Your goal. All material below is to be reproduced exactly.

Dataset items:

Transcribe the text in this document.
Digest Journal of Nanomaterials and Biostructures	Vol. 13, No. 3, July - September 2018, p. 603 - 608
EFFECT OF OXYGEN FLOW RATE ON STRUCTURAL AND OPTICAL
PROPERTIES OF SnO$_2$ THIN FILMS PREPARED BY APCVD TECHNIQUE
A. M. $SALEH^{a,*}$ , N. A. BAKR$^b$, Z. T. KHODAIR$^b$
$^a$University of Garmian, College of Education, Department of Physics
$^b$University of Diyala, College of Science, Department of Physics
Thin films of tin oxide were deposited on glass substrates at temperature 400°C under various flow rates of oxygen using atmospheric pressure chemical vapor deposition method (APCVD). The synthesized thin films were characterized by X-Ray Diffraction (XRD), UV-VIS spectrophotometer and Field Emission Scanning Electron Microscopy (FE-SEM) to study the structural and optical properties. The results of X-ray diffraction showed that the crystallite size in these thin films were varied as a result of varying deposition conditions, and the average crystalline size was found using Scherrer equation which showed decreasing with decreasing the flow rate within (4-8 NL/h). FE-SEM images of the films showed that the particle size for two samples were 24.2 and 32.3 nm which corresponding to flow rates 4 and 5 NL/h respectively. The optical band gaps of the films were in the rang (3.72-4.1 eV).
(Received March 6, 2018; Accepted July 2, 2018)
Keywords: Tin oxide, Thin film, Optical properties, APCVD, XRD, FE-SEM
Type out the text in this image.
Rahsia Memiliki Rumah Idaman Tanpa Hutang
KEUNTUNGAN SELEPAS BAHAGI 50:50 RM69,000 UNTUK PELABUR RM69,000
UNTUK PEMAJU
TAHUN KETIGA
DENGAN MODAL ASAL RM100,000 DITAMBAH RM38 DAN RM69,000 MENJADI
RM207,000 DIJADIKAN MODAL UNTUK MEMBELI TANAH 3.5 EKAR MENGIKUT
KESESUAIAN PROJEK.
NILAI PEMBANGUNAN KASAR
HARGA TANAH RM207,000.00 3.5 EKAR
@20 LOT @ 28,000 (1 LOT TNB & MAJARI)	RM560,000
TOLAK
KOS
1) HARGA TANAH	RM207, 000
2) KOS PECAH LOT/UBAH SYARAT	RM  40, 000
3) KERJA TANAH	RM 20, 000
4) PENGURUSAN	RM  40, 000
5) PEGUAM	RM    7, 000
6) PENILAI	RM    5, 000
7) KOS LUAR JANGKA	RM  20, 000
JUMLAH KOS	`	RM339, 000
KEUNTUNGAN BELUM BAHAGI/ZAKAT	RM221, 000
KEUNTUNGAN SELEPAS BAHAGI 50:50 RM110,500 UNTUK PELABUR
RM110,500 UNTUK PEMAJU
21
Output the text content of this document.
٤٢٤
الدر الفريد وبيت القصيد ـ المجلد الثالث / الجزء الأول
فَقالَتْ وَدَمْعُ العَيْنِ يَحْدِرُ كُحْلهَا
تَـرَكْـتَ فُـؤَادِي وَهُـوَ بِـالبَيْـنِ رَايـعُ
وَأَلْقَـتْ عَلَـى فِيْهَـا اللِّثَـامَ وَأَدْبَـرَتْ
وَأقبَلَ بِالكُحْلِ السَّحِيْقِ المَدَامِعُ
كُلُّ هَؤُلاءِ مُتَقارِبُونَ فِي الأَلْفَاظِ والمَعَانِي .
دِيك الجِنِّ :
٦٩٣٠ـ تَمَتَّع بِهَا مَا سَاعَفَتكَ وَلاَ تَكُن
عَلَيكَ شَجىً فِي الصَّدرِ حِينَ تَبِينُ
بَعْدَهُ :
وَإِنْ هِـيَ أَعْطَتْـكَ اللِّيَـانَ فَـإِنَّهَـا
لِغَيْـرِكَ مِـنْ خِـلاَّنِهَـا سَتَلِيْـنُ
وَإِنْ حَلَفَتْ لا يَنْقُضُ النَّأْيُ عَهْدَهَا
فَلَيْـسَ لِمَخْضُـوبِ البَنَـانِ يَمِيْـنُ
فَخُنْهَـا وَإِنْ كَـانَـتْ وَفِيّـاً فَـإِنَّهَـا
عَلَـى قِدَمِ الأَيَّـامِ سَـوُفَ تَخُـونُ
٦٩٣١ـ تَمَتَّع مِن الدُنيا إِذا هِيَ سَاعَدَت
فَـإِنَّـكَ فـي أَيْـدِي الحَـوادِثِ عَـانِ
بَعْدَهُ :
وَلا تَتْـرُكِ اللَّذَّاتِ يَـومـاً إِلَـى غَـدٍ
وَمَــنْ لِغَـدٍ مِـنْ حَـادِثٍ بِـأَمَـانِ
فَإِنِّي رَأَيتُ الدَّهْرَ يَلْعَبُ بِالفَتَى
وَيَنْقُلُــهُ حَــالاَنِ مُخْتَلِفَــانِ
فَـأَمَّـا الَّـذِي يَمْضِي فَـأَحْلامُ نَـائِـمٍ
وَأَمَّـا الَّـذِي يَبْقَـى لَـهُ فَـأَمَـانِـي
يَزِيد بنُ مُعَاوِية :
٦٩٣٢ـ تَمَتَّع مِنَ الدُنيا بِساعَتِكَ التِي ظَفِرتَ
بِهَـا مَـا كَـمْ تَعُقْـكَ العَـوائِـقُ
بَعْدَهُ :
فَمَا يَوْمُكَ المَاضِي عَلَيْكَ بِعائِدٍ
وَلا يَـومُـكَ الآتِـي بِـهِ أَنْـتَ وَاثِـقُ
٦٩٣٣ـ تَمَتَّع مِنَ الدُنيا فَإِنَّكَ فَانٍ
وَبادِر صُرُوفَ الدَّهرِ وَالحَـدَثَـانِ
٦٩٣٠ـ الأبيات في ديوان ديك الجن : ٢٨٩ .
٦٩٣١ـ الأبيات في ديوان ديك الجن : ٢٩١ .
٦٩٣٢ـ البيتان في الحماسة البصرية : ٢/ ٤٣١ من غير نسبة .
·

Answer in full.
Transcribe the text in this document.
Digest Journal of Nanomaterials and Biostructures	Vol. 13, No. 3, July - September 2018, p. 603 - 608
EFFECT OF OXYGEN FLOW RATE ON STRUCTURAL AND OPTICAL
PROPERTIES OF SnO$_2$ THIN FILMS PREPARED BY APCVD TECHNIQUE
A. M. $SALEH^{a,*}$ , N. A. BAKR$^b$, Z. T. KHODAIR$^b$
$^a$University of Garmian, College of Education, Department of Physics
$^b$University of Diyala, College of Science, Department of Physics
Thin films of tin oxide were deposited on glass substrates at temperature 400°C under various flow rates of oxygen using atmospheric pressure chemical vapor deposition method (APCVD). The synthesized thin films were characterized by X-Ray Diffraction (XRD), UV-VIS spectrophotometer and Field Emission Scanning Electron Microscopy (FE-SEM) to study the structural and optical properties. The results of X-ray diffraction showed that the crystallite size in these thin films were varied as a result of varying deposition conditions, and the average crystalline size was found using Scherrer equation which showed decreasing with decreasing the flow rate within (4-8 NL/h). FE-SEM images of the films showed that the particle size for two samples were 24.2 and 32.3 nm which corresponding to flow rates 4 and 5 NL/h respectively. The optical band gaps of the films were in the rang (3.72-4.1 eV).
(Received March 6, 2018; Accepted July 2, 2018)
Keywords: Tin oxide, Thin film, Optical properties, APCVD, XRD, FE-SEM
Type out the text in this image.
Rahsia Memiliki Rumah Idaman Tanpa Hutang
KEUNTUNGAN SELEPAS BAHAGI 50:50 RM69,000 UNTUK PELABUR RM69,000
UNTUK PEMAJU
TAHUN KETIGA
DENGAN MODAL ASAL RM100,000 DITAMBAH RM38 DAN RM69,000 MENJADI
RM207,000 DIJADIKAN MODAL UNTUK MEMBELI TANAH 3.5 EKAR MENGIKUT
KESESUAIAN PROJEK.
NILAI PEMBANGUNAN KASAR
HARGA TANAH RM207,000.00 3.5 EKAR
@20 LOT @ 28,000 (1 LOT TNB & MAJARI)	RM560,000
TOLAK
KOS
1) HARGA TANAH	RM207, 000
2) KOS PECAH LOT/UBAH SYARAT	RM  40, 000
3) KERJA TANAH	RM 20, 000
4) PENGURUSAN	RM  40, 000
5) PEGUAM	RM    7, 000
6) PENILAI	RM    5, 000
7) KOS LUAR JANGKA	RM  20, 000
JUMLAH KOS	`	RM339, 000
KEUNTUNGAN BELUM BAHAGI/ZAKAT	RM221, 000
KEUNTUNGAN SELEPAS BAHAGI 50:50 RM110,500 UNTUK PELABUR
RM110,500 UNTUK PEMAJU
21
Output the text content of this document.
٤٢٤
الدر الفريد وبيت القصيد ـ المجلد الثالث / الجزء الأول
فَقالَتْ وَدَمْعُ العَيْنِ يَحْدِرُ كُحْلهَا
تَـرَكْـتَ فُـؤَادِي وَهُـوَ بِـالبَيْـنِ رَايـعُ
وَأَلْقَـتْ عَلَـى فِيْهَـا اللِّثَـامَ وَأَدْبَـرَتْ
وَأقبَلَ بِالكُحْلِ السَّحِيْقِ المَدَامِعُ
كُلُّ هَؤُلاءِ مُتَقارِبُونَ فِي الأَلْفَاظِ والمَعَانِي .
دِيك الجِنِّ :
٦٩٣٠ـ تَمَتَّع بِهَا مَا سَاعَفَتكَ وَلاَ تَكُن
عَلَيكَ شَجىً فِي الصَّدرِ حِينَ تَبِينُ
بَعْدَهُ :
وَإِنْ هِـيَ أَعْطَتْـكَ اللِّيَـانَ فَـإِنَّهَـا
لِغَيْـرِكَ مِـنْ خِـلاَّنِهَـا سَتَلِيْـنُ
وَإِنْ حَلَفَتْ لا يَنْقُضُ النَّأْيُ عَهْدَهَا
فَلَيْـسَ لِمَخْضُـوبِ البَنَـانِ يَمِيْـنُ
فَخُنْهَـا وَإِنْ كَـانَـتْ وَفِيّـاً فَـإِنَّهَـا
عَلَـى قِدَمِ الأَيَّـامِ سَـوُفَ تَخُـونُ
٦٩٣١ـ تَمَتَّع مِن الدُنيا إِذا هِيَ سَاعَدَت
فَـإِنَّـكَ فـي أَيْـدِي الحَـوادِثِ عَـانِ
بَعْدَهُ :
وَلا تَتْـرُكِ اللَّذَّاتِ يَـومـاً إِلَـى غَـدٍ
وَمَــنْ لِغَـدٍ مِـنْ حَـادِثٍ بِـأَمَـانِ
فَإِنِّي رَأَيتُ الدَّهْرَ يَلْعَبُ بِالفَتَى
وَيَنْقُلُــهُ حَــالاَنِ مُخْتَلِفَــانِ
فَـأَمَّـا الَّـذِي يَمْضِي فَـأَحْلامُ نَـائِـمٍ
وَأَمَّـا الَّـذِي يَبْقَـى لَـهُ فَـأَمَـانِـي
يَزِيد بنُ مُعَاوِية :
٦٩٣٢ـ تَمَتَّع مِنَ الدُنيا بِساعَتِكَ التِي ظَفِرتَ
بِهَـا مَـا كَـمْ تَعُقْـكَ العَـوائِـقُ
بَعْدَهُ :
فَمَا يَوْمُكَ المَاضِي عَلَيْكَ بِعائِدٍ
وَلا يَـومُـكَ الآتِـي بِـهِ أَنْـتَ وَاثِـقُ
٦٩٣٣ـ تَمَتَّع مِنَ الدُنيا فَإِنَّكَ فَانٍ
وَبادِر صُرُوفَ الدَّهرِ وَالحَـدَثَـانِ
٦٩٣٠ـ الأبيات في ديوان ديك الجن : ٢٨٩ .
٦٩٣١ـ الأبيات في ديوان ديك الجن : ٢٩١ .
٦٩٣٢ـ البيتان في الحماسة البصرية : ٢/ ٤٣١ من غير نسبة .
·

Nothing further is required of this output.